Stored dataset items:
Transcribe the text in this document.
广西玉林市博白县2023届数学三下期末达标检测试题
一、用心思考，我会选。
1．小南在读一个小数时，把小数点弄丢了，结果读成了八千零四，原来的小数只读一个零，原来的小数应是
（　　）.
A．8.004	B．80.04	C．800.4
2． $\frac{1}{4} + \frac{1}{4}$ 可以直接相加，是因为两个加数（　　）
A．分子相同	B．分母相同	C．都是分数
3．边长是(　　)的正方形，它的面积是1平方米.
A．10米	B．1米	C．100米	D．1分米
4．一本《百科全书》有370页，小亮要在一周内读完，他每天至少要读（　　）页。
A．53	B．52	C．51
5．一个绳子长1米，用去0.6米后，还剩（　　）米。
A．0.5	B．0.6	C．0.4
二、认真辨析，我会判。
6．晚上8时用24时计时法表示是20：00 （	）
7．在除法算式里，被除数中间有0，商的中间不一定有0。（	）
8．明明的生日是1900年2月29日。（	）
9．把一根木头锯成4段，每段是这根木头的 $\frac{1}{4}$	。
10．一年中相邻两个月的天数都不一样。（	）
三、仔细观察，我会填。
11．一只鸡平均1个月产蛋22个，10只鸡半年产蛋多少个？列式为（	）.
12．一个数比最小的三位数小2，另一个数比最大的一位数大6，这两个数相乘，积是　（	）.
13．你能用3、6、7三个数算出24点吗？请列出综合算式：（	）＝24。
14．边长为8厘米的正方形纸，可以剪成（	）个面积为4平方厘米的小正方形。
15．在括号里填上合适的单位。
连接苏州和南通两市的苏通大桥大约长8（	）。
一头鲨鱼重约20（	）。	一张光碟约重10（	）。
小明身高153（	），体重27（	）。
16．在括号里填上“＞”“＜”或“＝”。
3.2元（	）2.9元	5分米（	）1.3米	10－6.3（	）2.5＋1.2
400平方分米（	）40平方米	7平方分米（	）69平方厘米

*Work to do*:
Across the data above, how many lines include the word "frac"? Give only the count.

*In response*:
2